Stored data:
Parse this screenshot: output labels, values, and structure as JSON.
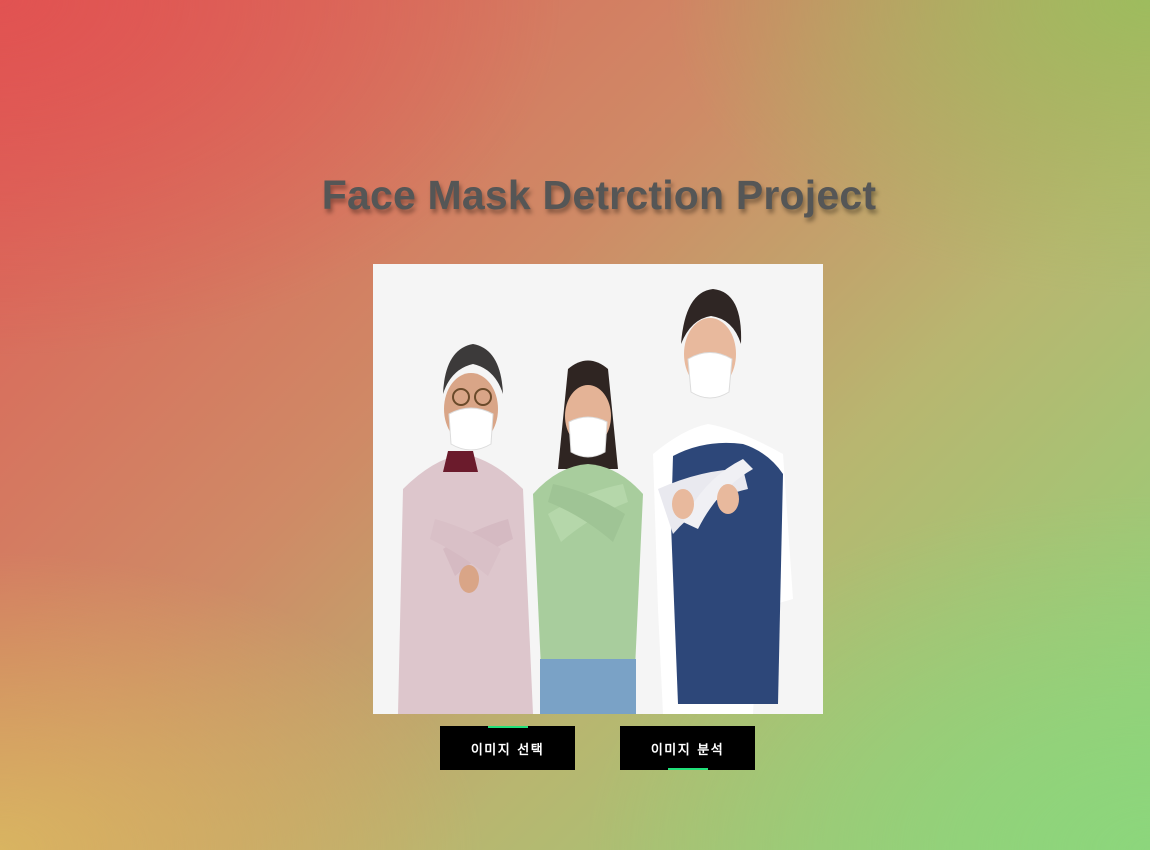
{
  "header": {
    "title": "Face Mask Detrction Project"
  },
  "preview": {
    "image_description_icon": "people-with-masks-photo"
  },
  "buttons": {
    "select_label": "이미지 선택",
    "analyze_label": "이미지 분석"
  },
  "colors": {
    "button_bg": "#000000",
    "button_text": "#ffffff",
    "accent": "#22e07a",
    "title_text": "#555656"
  }
}
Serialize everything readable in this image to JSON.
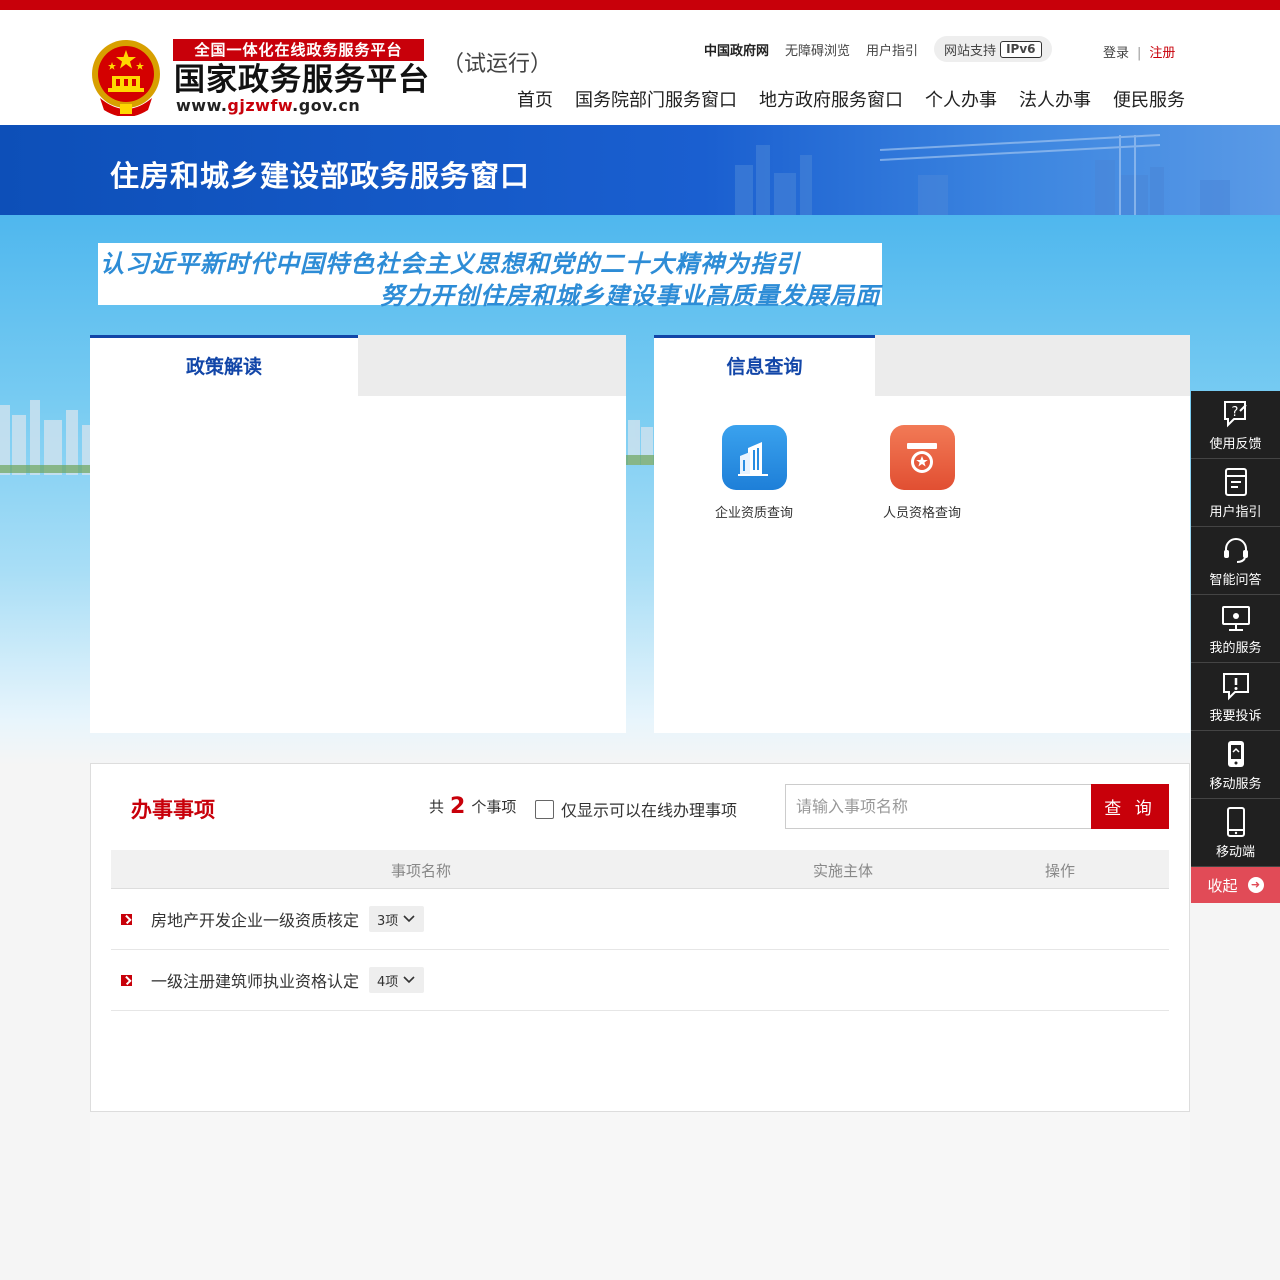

» **TASK REQUIREMENTS**
Print out every entry above without changing a word, and leave out the pictures.

» **RESPONSE TO THIS EXERCISE**
Parse this screenshot: output labels, values, and structure as JSON.
{
  "header": {
    "title": "Face Mask Detrction Project"
  },
  "preview": {
    "image_description_icon": "people-with-masks-photo"
  },
  "buttons": {
    "select_label": "이미지 선택",
    "analyze_label": "이미지 분석"
  },
  "colors": {
    "button_bg": "#000000",
    "button_text": "#ffffff",
    "accent": "#22e07a",
    "title_text": "#555656"
  }
}
Serialize everything readable in this image to JSON.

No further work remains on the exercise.